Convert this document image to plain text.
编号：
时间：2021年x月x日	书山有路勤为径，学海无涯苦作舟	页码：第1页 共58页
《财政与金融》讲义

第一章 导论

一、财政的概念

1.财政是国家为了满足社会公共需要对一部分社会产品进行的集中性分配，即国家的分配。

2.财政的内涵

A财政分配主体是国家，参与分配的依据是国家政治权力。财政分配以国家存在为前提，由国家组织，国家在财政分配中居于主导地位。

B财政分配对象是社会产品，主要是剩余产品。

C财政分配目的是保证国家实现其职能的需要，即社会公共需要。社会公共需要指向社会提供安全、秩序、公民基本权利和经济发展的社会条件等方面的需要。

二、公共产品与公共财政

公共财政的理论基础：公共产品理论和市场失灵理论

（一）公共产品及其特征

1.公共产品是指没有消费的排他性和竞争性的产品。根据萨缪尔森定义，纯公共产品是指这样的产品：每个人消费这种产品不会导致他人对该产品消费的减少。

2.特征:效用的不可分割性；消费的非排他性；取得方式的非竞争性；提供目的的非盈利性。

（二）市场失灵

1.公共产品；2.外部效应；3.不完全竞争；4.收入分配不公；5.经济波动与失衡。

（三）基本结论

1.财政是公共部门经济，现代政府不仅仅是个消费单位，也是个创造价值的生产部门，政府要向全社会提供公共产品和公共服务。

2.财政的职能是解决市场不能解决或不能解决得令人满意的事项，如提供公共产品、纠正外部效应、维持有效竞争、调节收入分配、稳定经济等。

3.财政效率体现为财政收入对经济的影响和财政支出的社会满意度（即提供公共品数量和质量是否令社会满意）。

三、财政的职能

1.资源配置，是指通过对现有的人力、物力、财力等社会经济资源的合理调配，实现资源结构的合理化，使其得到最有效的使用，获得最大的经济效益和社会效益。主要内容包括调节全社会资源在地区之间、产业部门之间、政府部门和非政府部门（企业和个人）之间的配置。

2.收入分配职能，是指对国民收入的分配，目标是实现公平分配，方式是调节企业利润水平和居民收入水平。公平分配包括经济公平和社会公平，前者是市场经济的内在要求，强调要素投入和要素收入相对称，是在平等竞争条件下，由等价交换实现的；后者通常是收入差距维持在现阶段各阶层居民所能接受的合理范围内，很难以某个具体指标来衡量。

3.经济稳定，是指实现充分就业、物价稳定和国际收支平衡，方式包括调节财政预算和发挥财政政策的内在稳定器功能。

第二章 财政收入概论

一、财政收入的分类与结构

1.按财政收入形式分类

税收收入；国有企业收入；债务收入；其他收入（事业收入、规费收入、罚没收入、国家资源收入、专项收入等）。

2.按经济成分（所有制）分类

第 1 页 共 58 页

* * *

### What needs to be done
Restate every entry word for word.

### Written solution
Convert this document image to plain text.
编号：
时间：2021年x月x日	书山有路勤为径，学海无涯苦作舟	页码：第1页 共58页
《财政与金融》讲义

第一章 导论

一、财政的概念

1.财政是国家为了满足社会公共需要对一部分社会产品进行的集中性分配，即国家的分配。

2.财政的内涵

A财政分配主体是国家，参与分配的依据是国家政治权力。财政分配以国家存在为前提，由国家组织，国家在财政分配中居于主导地位。

B财政分配对象是社会产品，主要是剩余产品。

C财政分配目的是保证国家实现其职能的需要，即社会公共需要。社会公共需要指向社会提供安全、秩序、公民基本权利和经济发展的社会条件等方面的需要。

二、公共产品与公共财政

公共财政的理论基础：公共产品理论和市场失灵理论

（一）公共产品及其特征

1.公共产品是指没有消费的排他性和竞争性的产品。根据萨缪尔森定义，纯公共产品是指这样的产品：每个人消费这种产品不会导致他人对该产品消费的减少。

2.特征:效用的不可分割性；消费的非排他性；取得方式的非竞争性；提供目的的非盈利性。

（二）市场失灵

1.公共产品；2.外部效应；3.不完全竞争；4.收入分配不公；5.经济波动与失衡。

（三）基本结论

1.财政是公共部门经济，现代政府不仅仅是个消费单位，也是个创造价值的生产部门，政府要向全社会提供公共产品和公共服务。

2.财政的职能是解决市场不能解决或不能解决得令人满意的事项，如提供公共产品、纠正外部效应、维持有效竞争、调节收入分配、稳定经济等。

3.财政效率体现为财政收入对经济的影响和财政支出的社会满意度（即提供公共品数量和质量是否令社会满意）。

三、财政的职能

1.资源配置，是指通过对现有的人力、物力、财力等社会经济资源的合理调配，实现资源结构的合理化，使其得到最有效的使用，获得最大的经济效益和社会效益。主要内容包括调节全社会资源在地区之间、产业部门之间、政府部门和非政府部门（企业和个人）之间的配置。

2.收入分配职能，是指对国民收入的分配，目标是实现公平分配，方式是调节企业利润水平和居民收入水平。公平分配包括经济公平和社会公平，前者是市场经济的内在要求，强调要素投入和要素收入相对称，是在平等竞争条件下，由等价交换实现的；后者通常是收入差距维持在现阶段各阶层居民所能接受的合理范围内，很难以某个具体指标来衡量。

3.经济稳定，是指实现充分就业、物价稳定和国际收支平衡，方式包括调节财政预算和发挥财政政策的内在稳定器功能。

第二章 财政收入概论

一、财政收入的分类与结构

1.按财政收入形式分类

税收收入；国有企业收入；债务收入；其他收入（事业收入、规费收入、罚没收入、国家资源收入、专项收入等）。

2.按经济成分（所有制）分类

第 1 页 共 58 页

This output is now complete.